▶ [Übungstext]:
---*---
Stadtwerke Tübingen testen Blockchain-Grünstromtarif von Stromdao

Die Stadtwerke der deutschen Gemeinde Tübingen bieten ausgewählten Kunden in einem Pilottest regionalen Ökostrom auf Basis des durch das Startup Stromdao angebotenen Grünstromindex-Tarifs. Dies teilte Stromdao am 12. September in einer Pressemitteilung mit.

Klimafreundlicher Strom dank Blockchain-Technologie

Der neue Blockchain-Grünstromindex der Stadtwerke zeigt postleitzahlengenau die aktuelle Verfügbarkeit von Ökostrom im lokalen Stromnetz an. Die Kunden können ihren Verbrauch damit klimafreundlich optimieren.
---*---
▶ [Informationen]:
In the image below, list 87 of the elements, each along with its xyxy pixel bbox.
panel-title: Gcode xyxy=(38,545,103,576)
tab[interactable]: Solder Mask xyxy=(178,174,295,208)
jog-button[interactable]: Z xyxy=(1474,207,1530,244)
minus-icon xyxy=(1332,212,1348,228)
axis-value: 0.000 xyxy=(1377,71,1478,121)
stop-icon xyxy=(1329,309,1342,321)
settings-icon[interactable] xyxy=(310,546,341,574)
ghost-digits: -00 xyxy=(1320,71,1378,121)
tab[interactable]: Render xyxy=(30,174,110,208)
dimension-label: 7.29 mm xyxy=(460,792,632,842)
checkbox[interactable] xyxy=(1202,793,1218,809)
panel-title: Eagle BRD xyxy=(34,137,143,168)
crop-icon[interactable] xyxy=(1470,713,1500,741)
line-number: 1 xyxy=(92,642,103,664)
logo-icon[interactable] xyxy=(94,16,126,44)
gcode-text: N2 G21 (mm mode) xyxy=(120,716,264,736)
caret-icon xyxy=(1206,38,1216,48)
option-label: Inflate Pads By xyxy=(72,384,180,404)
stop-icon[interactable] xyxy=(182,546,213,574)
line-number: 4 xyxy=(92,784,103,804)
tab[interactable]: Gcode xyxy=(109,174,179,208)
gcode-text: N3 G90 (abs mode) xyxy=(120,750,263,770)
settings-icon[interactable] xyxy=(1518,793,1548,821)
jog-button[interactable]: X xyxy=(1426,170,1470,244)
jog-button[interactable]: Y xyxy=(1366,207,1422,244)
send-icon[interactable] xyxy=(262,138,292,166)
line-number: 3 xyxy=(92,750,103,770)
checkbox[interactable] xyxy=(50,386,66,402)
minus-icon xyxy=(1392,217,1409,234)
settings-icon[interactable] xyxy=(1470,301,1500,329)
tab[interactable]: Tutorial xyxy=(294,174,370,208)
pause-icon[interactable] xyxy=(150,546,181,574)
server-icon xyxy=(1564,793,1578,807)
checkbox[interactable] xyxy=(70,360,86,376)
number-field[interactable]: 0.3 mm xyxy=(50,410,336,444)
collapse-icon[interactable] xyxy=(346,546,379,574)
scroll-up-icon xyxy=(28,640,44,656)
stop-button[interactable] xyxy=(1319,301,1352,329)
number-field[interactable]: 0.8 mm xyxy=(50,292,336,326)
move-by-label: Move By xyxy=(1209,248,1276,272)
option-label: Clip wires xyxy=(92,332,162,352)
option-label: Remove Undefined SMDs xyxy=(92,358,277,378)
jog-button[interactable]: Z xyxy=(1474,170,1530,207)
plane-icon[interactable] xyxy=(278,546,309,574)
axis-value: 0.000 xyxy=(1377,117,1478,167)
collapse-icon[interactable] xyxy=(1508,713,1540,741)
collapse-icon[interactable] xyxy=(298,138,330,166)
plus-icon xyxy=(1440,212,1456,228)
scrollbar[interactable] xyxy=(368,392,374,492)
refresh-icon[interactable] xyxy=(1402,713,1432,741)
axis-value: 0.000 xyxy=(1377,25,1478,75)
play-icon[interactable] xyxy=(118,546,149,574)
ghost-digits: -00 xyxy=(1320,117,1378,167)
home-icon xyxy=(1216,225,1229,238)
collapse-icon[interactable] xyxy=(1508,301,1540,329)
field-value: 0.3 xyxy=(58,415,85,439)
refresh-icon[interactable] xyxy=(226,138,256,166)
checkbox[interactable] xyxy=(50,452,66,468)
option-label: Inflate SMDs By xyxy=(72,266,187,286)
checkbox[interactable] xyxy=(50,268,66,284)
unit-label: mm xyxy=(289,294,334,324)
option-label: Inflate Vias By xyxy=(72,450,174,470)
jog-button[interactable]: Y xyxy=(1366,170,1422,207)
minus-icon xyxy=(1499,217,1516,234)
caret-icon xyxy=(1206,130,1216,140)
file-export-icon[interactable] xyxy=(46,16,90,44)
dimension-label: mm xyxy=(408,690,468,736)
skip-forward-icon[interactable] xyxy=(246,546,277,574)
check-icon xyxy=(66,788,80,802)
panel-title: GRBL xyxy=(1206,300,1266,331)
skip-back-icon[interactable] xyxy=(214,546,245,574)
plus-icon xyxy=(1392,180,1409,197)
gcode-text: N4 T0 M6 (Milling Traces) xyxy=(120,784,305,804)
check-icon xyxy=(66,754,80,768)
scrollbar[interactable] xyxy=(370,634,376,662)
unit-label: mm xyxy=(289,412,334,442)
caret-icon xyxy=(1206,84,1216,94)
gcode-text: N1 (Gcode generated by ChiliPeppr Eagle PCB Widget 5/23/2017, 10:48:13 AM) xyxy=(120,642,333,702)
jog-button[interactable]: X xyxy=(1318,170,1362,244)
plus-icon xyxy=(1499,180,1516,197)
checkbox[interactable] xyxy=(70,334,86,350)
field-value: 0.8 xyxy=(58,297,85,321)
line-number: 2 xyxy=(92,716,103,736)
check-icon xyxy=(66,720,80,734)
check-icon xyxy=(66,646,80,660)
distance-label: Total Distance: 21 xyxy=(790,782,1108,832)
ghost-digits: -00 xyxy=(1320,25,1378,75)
---*---
▶ [Aufgabe]: Schreib aus dem Text über den Blockchain-Grünstromtarif die Stelle von „Die Stadtwerke der“ bis „einer Pressemitteilung mit.“ wortgetreu ab.

▶ [Antwort]:
Die Stadtwerke der deutschen Gemeinde Tübingen bieten ausgewählten Kunden in einem Pilottest regionalen Ökostrom auf Basis des durch das Startup Stromdao angebotenen Grünstromindex-Tarifs. Dies teilte Stromdao am 12. September in einer Pressemitteilung mit.